> _WHAT IS BEING ASKED_
Skip every picture and transcribe the remaining material exactly.

(Source data)
------------------------------

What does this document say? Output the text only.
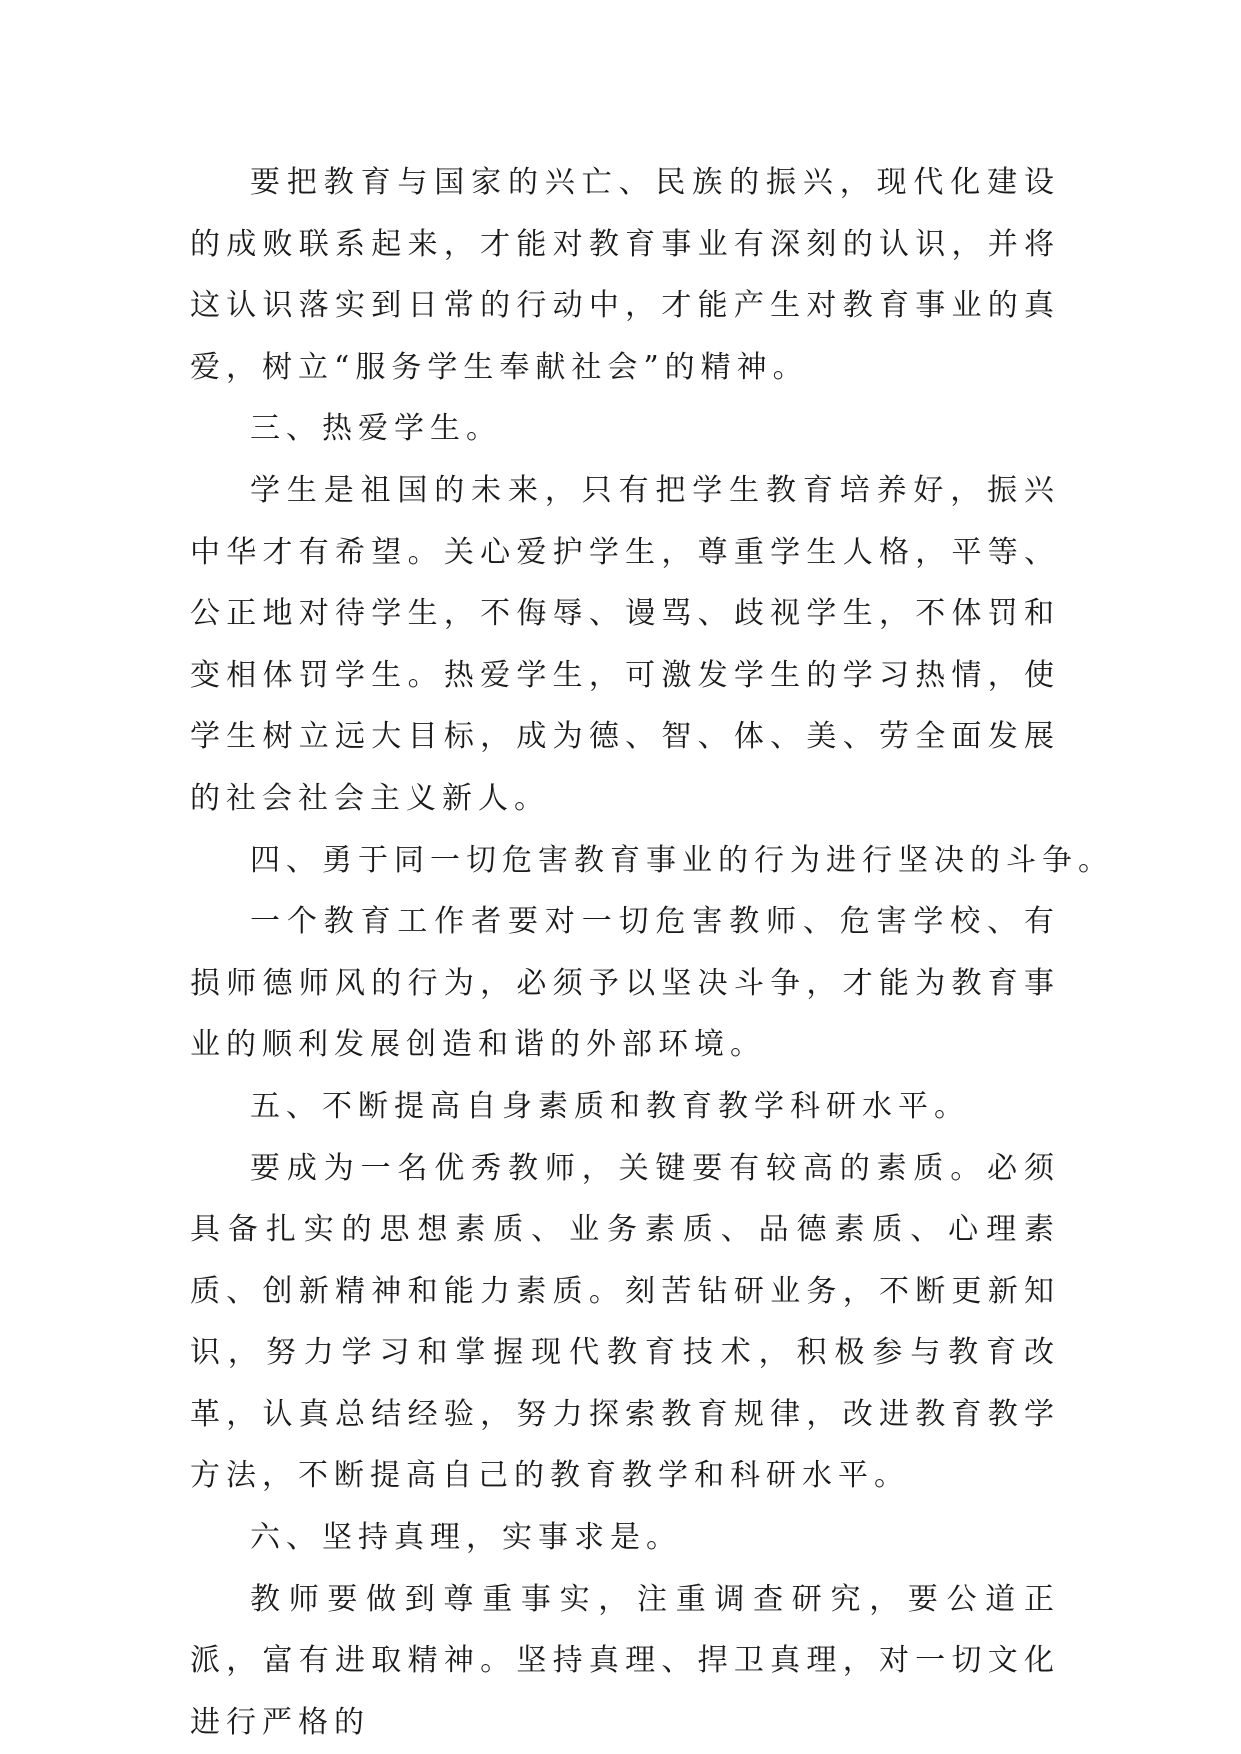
要把教育与国家的兴亡、民族的振兴，现代化建设的成败联系起来，才能对教育事业有深刻的认识，并将这认识落实到日常的行动中，才能产生对教育事业的真爱，树立“服务学生奉献社会”的精神。

三、热爱学生。

学生是祖国的未来，只有把学生教育培养好，振兴中华才有希望。关心爱护学生，尊重学生人格，平等、公正地对待学生，不侮辱、谩骂、歧视学生，不体罚和变相体罚学生。热爱学生，可激发学生的学习热情，使学生树立远大目标，成为德、智、体、美、劳全面发展的社会社会主义新人。

四、勇于同一切危害教育事业的行为进行坚决的斗争。

一个教育工作者要对一切危害教师、危害学校、有损师德师风的行为，必须予以坚决斗争，才能为教育事业的顺利发展创造和谐的外部环境。

五、不断提高自身素质和教育教学科研水平。

要成为一名优秀教师，关键要有较高的素质。必须具备扎实的思想素质、业务素质、品德素质、心理素质、创新精神和能力素质。刻苦钻研业务，不断更新知识，努力学习和掌握现代教育技术，积极参与教育改革，认真总结经验，努力探索教育规律，改进教育教学方法，不断提高自己的教育教学和科研水平。

六、坚持真理，实事求是。

教师要做到尊重事实，注重调查研究，要公道正派，富有进取精神。坚持真理、捍卫真理，对一切文化进行严格的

------------------------------

> _RESULT FOR THIS TASK_
What does this document say? Output the text only.
要把教育与国家的兴亡、民族的振兴，现代化建设的成败联系起来，才能对教育事业有深刻的认识，并将这认识落实到日常的行动中，才能产生对教育事业的真爱，树立“服务学生奉献社会”的精神。

三、热爱学生。

学生是祖国的未来，只有把学生教育培养好，振兴中华才有希望。关心爱护学生，尊重学生人格，平等、公正地对待学生，不侮辱、谩骂、歧视学生，不体罚和变相体罚学生。热爱学生，可激发学生的学习热情，使学生树立远大目标，成为德、智、体、美、劳全面发展的社会社会主义新人。

四、勇于同一切危害教育事业的行为进行坚决的斗争。

一个教育工作者要对一切危害教师、危害学校、有损师德师风的行为，必须予以坚决斗争，才能为教育事业的顺利发展创造和谐的外部环境。

五、不断提高自身素质和教育教学科研水平。

要成为一名优秀教师，关键要有较高的素质。必须具备扎实的思想素质、业务素质、品德素质、心理素质、创新精神和能力素质。刻苦钻研业务，不断更新知识，努力学习和掌握现代教育技术，积极参与教育改革，认真总结经验，努力探索教育规律，改进教育教学方法，不断提高自己的教育教学和科研水平。

六、坚持真理，实事求是。

教师要做到尊重事实，注重调查研究，要公道正派，富有进取精神。坚持真理、捍卫真理，对一切文化进行严格的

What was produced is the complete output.